What you have to do
Each record is to be printed again precisely as it reads.
- - -
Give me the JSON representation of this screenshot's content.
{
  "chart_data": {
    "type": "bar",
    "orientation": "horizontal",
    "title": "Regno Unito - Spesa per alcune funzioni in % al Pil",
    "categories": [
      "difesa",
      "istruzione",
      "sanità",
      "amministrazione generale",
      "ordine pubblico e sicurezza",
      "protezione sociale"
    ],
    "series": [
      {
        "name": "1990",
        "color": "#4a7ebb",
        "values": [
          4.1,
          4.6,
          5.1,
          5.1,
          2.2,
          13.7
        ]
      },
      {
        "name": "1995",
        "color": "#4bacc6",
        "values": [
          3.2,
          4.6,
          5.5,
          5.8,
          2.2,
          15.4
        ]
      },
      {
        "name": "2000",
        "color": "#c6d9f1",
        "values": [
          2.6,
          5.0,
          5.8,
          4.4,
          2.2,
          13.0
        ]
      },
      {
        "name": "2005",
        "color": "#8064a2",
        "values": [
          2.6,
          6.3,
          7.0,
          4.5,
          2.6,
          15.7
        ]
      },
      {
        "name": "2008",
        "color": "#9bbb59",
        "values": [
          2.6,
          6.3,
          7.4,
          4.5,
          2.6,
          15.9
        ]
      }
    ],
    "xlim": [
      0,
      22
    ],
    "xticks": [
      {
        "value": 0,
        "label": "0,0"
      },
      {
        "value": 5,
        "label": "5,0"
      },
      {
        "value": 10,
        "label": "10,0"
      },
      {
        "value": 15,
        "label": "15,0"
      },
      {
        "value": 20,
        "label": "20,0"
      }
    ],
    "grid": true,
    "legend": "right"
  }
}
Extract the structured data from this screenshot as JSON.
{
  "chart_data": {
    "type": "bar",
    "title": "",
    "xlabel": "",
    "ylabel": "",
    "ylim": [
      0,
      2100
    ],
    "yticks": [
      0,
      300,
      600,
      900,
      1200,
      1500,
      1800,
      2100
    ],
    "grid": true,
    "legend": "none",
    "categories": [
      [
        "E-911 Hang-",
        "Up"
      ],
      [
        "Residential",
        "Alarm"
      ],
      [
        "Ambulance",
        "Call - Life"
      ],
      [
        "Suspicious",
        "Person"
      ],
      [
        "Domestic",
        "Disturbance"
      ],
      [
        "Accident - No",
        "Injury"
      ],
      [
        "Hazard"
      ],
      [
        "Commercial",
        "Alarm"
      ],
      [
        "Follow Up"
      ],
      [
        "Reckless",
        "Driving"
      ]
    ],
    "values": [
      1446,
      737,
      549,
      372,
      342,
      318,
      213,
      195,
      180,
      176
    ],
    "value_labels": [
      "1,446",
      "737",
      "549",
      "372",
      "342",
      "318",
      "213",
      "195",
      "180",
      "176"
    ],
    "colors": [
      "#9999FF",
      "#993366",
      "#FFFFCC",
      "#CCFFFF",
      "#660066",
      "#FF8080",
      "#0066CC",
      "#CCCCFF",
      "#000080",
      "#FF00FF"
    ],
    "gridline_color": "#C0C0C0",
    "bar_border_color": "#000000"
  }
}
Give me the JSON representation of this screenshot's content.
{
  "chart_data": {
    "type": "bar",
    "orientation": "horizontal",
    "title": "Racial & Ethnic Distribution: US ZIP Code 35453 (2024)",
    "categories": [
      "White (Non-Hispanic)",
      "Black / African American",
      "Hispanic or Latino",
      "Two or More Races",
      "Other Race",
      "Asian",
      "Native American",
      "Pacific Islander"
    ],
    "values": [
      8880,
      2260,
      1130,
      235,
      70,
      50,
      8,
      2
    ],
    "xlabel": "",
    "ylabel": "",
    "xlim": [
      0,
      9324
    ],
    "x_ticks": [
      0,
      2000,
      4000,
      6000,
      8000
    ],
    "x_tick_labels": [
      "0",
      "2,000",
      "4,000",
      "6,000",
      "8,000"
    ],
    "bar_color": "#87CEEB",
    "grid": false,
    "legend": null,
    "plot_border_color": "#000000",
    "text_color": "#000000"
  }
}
- - -
Completed task
Give me the JSON representation of this screenshot's content.
{
  "chart_data": {
    "type": "bar",
    "orientation": "horizontal",
    "title": "Regno Unito - Spesa per alcune funzioni in % al Pil",
    "categories": [
      "difesa",
      "istruzione",
      "sanità",
      "amministrazione generale",
      "ordine pubblico e sicurezza",
      "protezione sociale"
    ],
    "series": [
      {
        "name": "1990",
        "color": "#4a7ebb",
        "values": [
          4.1,
          4.6,
          5.1,
          5.1,
          2.2,
          13.7
        ]
      },
      {
        "name": "1995",
        "color": "#4bacc6",
        "values": [
          3.2,
          4.6,
          5.5,
          5.8,
          2.2,
          15.4
        ]
      },
      {
        "name": "2000",
        "color": "#c6d9f1",
        "values": [
          2.6,
          5.0,
          5.8,
          4.4,
          2.2,
          13.0
        ]
      },
      {
        "name": "2005",
        "color": "#8064a2",
        "values": [
          2.6,
          6.3,
          7.0,
          4.5,
          2.6,
          15.7
        ]
      },
      {
        "name": "2008",
        "color": "#9bbb59",
        "values": [
          2.6,
          6.3,
          7.4,
          4.5,
          2.6,
          15.9
        ]
      }
    ],
    "xlim": [
      0,
      22
    ],
    "xticks": [
      {
        "value": 0,
        "label": "0,0"
      },
      {
        "value": 5,
        "label": "5,0"
      },
      {
        "value": 10,
        "label": "10,0"
      },
      {
        "value": 15,
        "label": "15,0"
      },
      {
        "value": 20,
        "label": "20,0"
      }
    ],
    "grid": true,
    "legend": "right"
  }
}
Extract the structured data from this screenshot as JSON.
{
  "chart_data": {
    "type": "bar",
    "title": "",
    "xlabel": "",
    "ylabel": "",
    "ylim": [
      0,
      2100
    ],
    "yticks": [
      0,
      300,
      600,
      900,
      1200,
      1500,
      1800,
      2100
    ],
    "grid": true,
    "legend": "none",
    "categories": [
      [
        "E-911 Hang-",
        "Up"
      ],
      [
        "Residential",
        "Alarm"
      ],
      [
        "Ambulance",
        "Call - Life"
      ],
      [
        "Suspicious",
        "Person"
      ],
      [
        "Domestic",
        "Disturbance"
      ],
      [
        "Accident - No",
        "Injury"
      ],
      [
        "Hazard"
      ],
      [
        "Commercial",
        "Alarm"
      ],
      [
        "Follow Up"
      ],
      [
        "Reckless",
        "Driving"
      ]
    ],
    "values": [
      1446,
      737,
      549,
      372,
      342,
      318,
      213,
      195,
      180,
      176
    ],
    "value_labels": [
      "1,446",
      "737",
      "549",
      "372",
      "342",
      "318",
      "213",
      "195",
      "180",
      "176"
    ],
    "colors": [
      "#9999FF",
      "#993366",
      "#FFFFCC",
      "#CCFFFF",
      "#660066",
      "#FF8080",
      "#0066CC",
      "#CCCCFF",
      "#000080",
      "#FF00FF"
    ],
    "gridline_color": "#C0C0C0",
    "bar_border_color": "#000000"
  }
}
Give me the JSON representation of this screenshot's content.
{
  "chart_data": {
    "type": "bar",
    "orientation": "horizontal",
    "title": "Racial & Ethnic Distribution: US ZIP Code 35453 (2024)",
    "categories": [
      "White (Non-Hispanic)",
      "Black / African American",
      "Hispanic or Latino",
      "Two or More Races",
      "Other Race",
      "Asian",
      "Native American",
      "Pacific Islander"
    ],
    "values": [
      8880,
      2260,
      1130,
      235,
      70,
      50,
      8,
      2
    ],
    "xlabel": "",
    "ylabel": "",
    "xlim": [
      0,
      9324
    ],
    "x_ticks": [
      0,
      2000,
      4000,
      6000,
      8000
    ],
    "x_tick_labels": [
      "0",
      "2,000",
      "4,000",
      "6,000",
      "8,000"
    ],
    "bar_color": "#87CEEB",
    "grid": false,
    "legend": null,
    "plot_border_color": "#000000",
    "text_color": "#000000"
  }
}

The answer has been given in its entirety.